WHAT YOU WILL DO: Return the records that follow, matching each one exactly.

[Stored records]
[BEGIN]
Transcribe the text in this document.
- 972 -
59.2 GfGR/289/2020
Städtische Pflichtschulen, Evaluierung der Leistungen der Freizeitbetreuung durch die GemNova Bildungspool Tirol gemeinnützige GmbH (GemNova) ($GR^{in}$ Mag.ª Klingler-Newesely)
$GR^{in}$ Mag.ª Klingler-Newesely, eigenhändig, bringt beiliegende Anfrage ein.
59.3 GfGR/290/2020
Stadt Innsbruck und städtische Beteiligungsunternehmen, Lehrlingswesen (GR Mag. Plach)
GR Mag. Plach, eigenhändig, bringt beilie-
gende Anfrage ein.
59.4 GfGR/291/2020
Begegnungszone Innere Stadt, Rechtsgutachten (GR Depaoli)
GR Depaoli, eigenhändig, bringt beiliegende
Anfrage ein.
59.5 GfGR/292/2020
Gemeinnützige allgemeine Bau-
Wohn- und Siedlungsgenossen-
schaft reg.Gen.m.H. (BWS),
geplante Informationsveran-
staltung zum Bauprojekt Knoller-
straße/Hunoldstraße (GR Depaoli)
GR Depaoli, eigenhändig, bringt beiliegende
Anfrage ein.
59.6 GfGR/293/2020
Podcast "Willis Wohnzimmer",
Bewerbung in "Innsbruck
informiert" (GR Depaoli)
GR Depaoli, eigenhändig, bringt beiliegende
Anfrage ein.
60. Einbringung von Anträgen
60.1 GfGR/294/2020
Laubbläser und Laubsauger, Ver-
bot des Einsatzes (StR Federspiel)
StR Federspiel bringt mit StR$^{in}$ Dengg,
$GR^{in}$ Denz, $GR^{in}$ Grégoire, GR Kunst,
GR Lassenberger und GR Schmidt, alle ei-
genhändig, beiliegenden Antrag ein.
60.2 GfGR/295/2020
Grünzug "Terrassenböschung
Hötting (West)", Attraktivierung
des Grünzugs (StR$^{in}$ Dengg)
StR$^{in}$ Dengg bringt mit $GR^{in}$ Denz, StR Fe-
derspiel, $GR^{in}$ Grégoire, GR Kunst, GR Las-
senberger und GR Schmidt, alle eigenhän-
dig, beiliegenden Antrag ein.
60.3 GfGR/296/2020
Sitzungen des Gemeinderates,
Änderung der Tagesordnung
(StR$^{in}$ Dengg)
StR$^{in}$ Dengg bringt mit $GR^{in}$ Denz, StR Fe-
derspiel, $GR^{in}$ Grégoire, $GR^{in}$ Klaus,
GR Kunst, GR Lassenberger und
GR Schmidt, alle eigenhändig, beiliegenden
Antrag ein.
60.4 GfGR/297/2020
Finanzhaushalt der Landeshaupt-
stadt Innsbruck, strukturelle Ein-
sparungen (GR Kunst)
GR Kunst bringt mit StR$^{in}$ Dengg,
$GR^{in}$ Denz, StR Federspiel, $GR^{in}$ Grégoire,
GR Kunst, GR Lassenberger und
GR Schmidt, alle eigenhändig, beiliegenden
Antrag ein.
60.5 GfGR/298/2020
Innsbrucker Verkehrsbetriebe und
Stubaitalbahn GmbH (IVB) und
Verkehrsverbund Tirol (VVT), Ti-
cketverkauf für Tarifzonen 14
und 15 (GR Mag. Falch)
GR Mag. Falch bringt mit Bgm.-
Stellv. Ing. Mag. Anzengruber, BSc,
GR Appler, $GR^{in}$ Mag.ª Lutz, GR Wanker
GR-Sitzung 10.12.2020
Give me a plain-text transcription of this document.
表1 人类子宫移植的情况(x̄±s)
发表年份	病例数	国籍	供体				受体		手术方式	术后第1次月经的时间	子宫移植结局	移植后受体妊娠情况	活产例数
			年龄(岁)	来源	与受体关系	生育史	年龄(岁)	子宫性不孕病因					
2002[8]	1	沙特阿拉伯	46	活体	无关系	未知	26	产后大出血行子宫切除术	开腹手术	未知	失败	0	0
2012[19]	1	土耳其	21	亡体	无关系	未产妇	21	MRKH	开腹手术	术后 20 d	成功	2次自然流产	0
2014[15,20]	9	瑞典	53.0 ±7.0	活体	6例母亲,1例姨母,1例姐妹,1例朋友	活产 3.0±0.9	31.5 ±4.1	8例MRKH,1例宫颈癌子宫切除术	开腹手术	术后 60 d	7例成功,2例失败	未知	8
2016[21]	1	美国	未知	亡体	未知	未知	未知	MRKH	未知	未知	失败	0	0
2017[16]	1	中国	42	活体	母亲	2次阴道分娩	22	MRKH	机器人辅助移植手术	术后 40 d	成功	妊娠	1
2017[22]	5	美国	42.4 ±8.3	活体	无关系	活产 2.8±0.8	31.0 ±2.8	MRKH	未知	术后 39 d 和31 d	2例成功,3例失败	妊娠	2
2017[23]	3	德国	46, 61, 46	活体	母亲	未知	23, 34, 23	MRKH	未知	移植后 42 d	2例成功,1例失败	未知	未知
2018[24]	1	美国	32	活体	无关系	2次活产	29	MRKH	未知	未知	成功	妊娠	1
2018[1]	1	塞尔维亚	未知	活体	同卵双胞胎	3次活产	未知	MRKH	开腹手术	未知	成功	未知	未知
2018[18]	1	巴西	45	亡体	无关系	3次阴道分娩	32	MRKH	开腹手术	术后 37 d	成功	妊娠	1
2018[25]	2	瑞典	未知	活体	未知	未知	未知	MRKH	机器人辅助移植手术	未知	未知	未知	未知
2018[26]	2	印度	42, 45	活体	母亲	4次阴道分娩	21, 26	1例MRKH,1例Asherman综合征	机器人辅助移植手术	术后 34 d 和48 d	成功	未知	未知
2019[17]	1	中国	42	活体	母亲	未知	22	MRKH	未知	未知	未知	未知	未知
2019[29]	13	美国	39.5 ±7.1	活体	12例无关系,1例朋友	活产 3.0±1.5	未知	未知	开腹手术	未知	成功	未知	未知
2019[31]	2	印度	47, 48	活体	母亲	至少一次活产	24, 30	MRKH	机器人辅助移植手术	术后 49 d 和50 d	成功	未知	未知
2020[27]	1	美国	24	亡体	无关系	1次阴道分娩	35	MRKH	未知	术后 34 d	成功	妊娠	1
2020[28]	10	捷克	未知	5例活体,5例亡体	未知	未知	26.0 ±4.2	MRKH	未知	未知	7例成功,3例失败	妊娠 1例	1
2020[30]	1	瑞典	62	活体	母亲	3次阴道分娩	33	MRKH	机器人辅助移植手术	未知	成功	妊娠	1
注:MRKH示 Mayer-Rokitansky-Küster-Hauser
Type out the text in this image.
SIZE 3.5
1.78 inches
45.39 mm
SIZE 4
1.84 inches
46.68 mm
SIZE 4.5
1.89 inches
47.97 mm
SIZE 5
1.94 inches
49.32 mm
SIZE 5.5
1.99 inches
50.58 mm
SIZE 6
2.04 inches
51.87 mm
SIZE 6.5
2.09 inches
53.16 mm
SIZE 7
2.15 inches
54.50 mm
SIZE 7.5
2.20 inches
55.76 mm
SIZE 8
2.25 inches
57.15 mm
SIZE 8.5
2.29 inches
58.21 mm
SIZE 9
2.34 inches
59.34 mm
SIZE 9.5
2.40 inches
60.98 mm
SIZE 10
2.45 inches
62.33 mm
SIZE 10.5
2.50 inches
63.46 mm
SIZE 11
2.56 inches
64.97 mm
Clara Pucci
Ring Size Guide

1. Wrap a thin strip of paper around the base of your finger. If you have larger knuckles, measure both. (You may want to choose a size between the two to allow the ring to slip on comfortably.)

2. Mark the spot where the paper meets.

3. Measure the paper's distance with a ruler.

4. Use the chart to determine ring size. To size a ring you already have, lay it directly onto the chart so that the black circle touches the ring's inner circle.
[END]
EXERCISE OUTPUT:
Transcribe the text in this document.
- 972 -
59.2 GfGR/289/2020
Städtische Pflichtschulen, Evaluierung der Leistungen der Freizeitbetreuung durch die GemNova Bildungspool Tirol gemeinnützige GmbH (GemNova) ($GR^{in}$ Mag.ª Klingler-Newesely)
$GR^{in}$ Mag.ª Klingler-Newesely, eigenhändig, bringt beiliegende Anfrage ein.
59.3 GfGR/290/2020
Stadt Innsbruck und städtische Beteiligungsunternehmen, Lehrlingswesen (GR Mag. Plach)
GR Mag. Plach, eigenhändig, bringt beilie-
gende Anfrage ein.
59.4 GfGR/291/2020
Begegnungszone Innere Stadt, Rechtsgutachten (GR Depaoli)
GR Depaoli, eigenhändig, bringt beiliegende
Anfrage ein.
59.5 GfGR/292/2020
Gemeinnützige allgemeine Bau-
Wohn- und Siedlungsgenossen-
schaft reg.Gen.m.H. (BWS),
geplante Informationsveran-
staltung zum Bauprojekt Knoller-
straße/Hunoldstraße (GR Depaoli)
GR Depaoli, eigenhändig, bringt beiliegende
Anfrage ein.
59.6 GfGR/293/2020
Podcast "Willis Wohnzimmer",
Bewerbung in "Innsbruck
informiert" (GR Depaoli)
GR Depaoli, eigenhändig, bringt beiliegende
Anfrage ein.
60. Einbringung von Anträgen
60.1 GfGR/294/2020
Laubbläser und Laubsauger, Ver-
bot des Einsatzes (StR Federspiel)
StR Federspiel bringt mit StR$^{in}$ Dengg,
$GR^{in}$ Denz, $GR^{in}$ Grégoire, GR Kunst,
GR Lassenberger und GR Schmidt, alle ei-
genhändig, beiliegenden Antrag ein.
60.2 GfGR/295/2020
Grünzug "Terrassenböschung
Hötting (West)", Attraktivierung
des Grünzugs (StR$^{in}$ Dengg)
StR$^{in}$ Dengg bringt mit $GR^{in}$ Denz, StR Fe-
derspiel, $GR^{in}$ Grégoire, GR Kunst, GR Las-
senberger und GR Schmidt, alle eigenhän-
dig, beiliegenden Antrag ein.
60.3 GfGR/296/2020
Sitzungen des Gemeinderates,
Änderung der Tagesordnung
(StR$^{in}$ Dengg)
StR$^{in}$ Dengg bringt mit $GR^{in}$ Denz, StR Fe-
derspiel, $GR^{in}$ Grégoire, $GR^{in}$ Klaus,
GR Kunst, GR Lassenberger und
GR Schmidt, alle eigenhändig, beiliegenden
Antrag ein.
60.4 GfGR/297/2020
Finanzhaushalt der Landeshaupt-
stadt Innsbruck, strukturelle Ein-
sparungen (GR Kunst)
GR Kunst bringt mit StR$^{in}$ Dengg,
$GR^{in}$ Denz, StR Federspiel, $GR^{in}$ Grégoire,
GR Kunst, GR Lassenberger und
GR Schmidt, alle eigenhändig, beiliegenden
Antrag ein.
60.5 GfGR/298/2020
Innsbrucker Verkehrsbetriebe und
Stubaitalbahn GmbH (IVB) und
Verkehrsverbund Tirol (VVT), Ti-
cketverkauf für Tarifzonen 14
und 15 (GR Mag. Falch)
GR Mag. Falch bringt mit Bgm.-
Stellv. Ing. Mag. Anzengruber, BSc,
GR Appler, $GR^{in}$ Mag.ª Lutz, GR Wanker
GR-Sitzung 10.12.2020
Give me a plain-text transcription of this document.
表1 人类子宫移植的情况(x̄±s)
发表年份	病例数	国籍	供体				受体		手术方式	术后第1次月经的时间	子宫移植结局	移植后受体妊娠情况	活产例数
			年龄(岁)	来源	与受体关系	生育史	年龄(岁)	子宫性不孕病因					
2002[8]	1	沙特阿拉伯	46	活体	无关系	未知	26	产后大出血行子宫切除术	开腹手术	未知	失败	0	0
2012[19]	1	土耳其	21	亡体	无关系	未产妇	21	MRKH	开腹手术	术后 20 d	成功	2次自然流产	0
2014[15,20]	9	瑞典	53.0 ±7.0	活体	6例母亲,1例姨母,1例姐妹,1例朋友	活产 3.0±0.9	31.5 ±4.1	8例MRKH,1例宫颈癌子宫切除术	开腹手术	术后 60 d	7例成功,2例失败	未知	8
2016[21]	1	美国	未知	亡体	未知	未知	未知	MRKH	未知	未知	失败	0	0
2017[16]	1	中国	42	活体	母亲	2次阴道分娩	22	MRKH	机器人辅助移植手术	术后 40 d	成功	妊娠	1
2017[22]	5	美国	42.4 ±8.3	活体	无关系	活产 2.8±0.8	31.0 ±2.8	MRKH	未知	术后 39 d 和31 d	2例成功,3例失败	妊娠	2
2017[23]	3	德国	46, 61, 46	活体	母亲	未知	23, 34, 23	MRKH	未知	移植后 42 d	2例成功,1例失败	未知	未知
2018[24]	1	美国	32	活体	无关系	2次活产	29	MRKH	未知	未知	成功	妊娠	1
2018[1]	1	塞尔维亚	未知	活体	同卵双胞胎	3次活产	未知	MRKH	开腹手术	未知	成功	未知	未知
2018[18]	1	巴西	45	亡体	无关系	3次阴道分娩	32	MRKH	开腹手术	术后 37 d	成功	妊娠	1
2018[25]	2	瑞典	未知	活体	未知	未知	未知	MRKH	机器人辅助移植手术	未知	未知	未知	未知
2018[26]	2	印度	42, 45	活体	母亲	4次阴道分娩	21, 26	1例MRKH,1例Asherman综合征	机器人辅助移植手术	术后 34 d 和48 d	成功	未知	未知
2019[17]	1	中国	42	活体	母亲	未知	22	MRKH	未知	未知	未知	未知	未知
2019[29]	13	美国	39.5 ±7.1	活体	12例无关系,1例朋友	活产 3.0±1.5	未知	未知	开腹手术	未知	成功	未知	未知
2019[31]	2	印度	47, 48	活体	母亲	至少一次活产	24, 30	MRKH	机器人辅助移植手术	术后 49 d 和50 d	成功	未知	未知
2020[27]	1	美国	24	亡体	无关系	1次阴道分娩	35	MRKH	未知	术后 34 d	成功	妊娠	1
2020[28]	10	捷克	未知	5例活体,5例亡体	未知	未知	26.0 ±4.2	MRKH	未知	未知	7例成功,3例失败	妊娠 1例	1
2020[30]	1	瑞典	62	活体	母亲	3次阴道分娩	33	MRKH	机器人辅助移植手术	未知	成功	妊娠	1
注:MRKH示 Mayer-Rokitansky-Küster-Hauser
Type out the text in this image.
SIZE 3.5
1.78 inches
45.39 mm
SIZE 4
1.84 inches
46.68 mm
SIZE 4.5
1.89 inches
47.97 mm
SIZE 5
1.94 inches
49.32 mm
SIZE 5.5
1.99 inches
50.58 mm
SIZE 6
2.04 inches
51.87 mm
SIZE 6.5
2.09 inches
53.16 mm
SIZE 7
2.15 inches
54.50 mm
SIZE 7.5
2.20 inches
55.76 mm
SIZE 8
2.25 inches
57.15 mm
SIZE 8.5
2.29 inches
58.21 mm
SIZE 9
2.34 inches
59.34 mm
SIZE 9.5
2.40 inches
60.98 mm
SIZE 10
2.45 inches
62.33 mm
SIZE 10.5
2.50 inches
63.46 mm
SIZE 11
2.56 inches
64.97 mm
Clara Pucci
Ring Size Guide

1. Wrap a thin strip of paper around the base of your finger. If you have larger knuckles, measure both. (You may want to choose a size between the two to allow the ring to slip on comfortably.)

2. Mark the spot where the paper meets.

3. Measure the paper's distance with a ruler.

4. Use the chart to determine ring size. To size a ring you already have, lay it directly onto the chart so that the black circle touches the ring's inner circle.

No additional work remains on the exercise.